* SHORT PROBLEM: Across the material below, how many lines contain the word "head"? Give only the number.
——————————
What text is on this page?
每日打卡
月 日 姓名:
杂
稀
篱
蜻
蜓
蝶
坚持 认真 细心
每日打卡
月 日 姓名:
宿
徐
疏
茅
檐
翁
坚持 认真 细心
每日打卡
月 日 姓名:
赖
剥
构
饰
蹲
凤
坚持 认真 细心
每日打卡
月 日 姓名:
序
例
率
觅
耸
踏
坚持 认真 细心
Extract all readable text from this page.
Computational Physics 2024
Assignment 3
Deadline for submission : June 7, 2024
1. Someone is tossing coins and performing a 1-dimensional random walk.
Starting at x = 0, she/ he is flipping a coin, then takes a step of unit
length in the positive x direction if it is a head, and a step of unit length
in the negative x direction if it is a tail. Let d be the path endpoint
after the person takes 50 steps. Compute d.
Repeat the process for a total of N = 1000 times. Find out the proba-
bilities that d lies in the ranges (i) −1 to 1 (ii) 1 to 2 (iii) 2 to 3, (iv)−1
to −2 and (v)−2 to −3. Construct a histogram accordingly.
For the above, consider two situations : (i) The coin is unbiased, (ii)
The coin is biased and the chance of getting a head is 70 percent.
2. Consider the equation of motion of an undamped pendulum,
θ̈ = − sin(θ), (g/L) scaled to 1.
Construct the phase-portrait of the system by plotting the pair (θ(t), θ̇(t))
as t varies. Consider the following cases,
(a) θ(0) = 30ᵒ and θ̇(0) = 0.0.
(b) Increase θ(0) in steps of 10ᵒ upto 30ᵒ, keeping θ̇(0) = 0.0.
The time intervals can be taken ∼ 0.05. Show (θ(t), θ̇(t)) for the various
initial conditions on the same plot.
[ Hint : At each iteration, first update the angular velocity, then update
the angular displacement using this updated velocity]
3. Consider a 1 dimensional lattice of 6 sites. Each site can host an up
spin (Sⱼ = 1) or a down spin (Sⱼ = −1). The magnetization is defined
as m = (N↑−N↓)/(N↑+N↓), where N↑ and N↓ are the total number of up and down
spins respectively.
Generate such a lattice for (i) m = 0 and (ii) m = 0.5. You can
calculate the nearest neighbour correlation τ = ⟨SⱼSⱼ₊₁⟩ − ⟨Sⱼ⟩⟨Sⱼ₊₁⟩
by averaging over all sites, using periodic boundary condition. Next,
——————————
* ANSWER BELOW: 2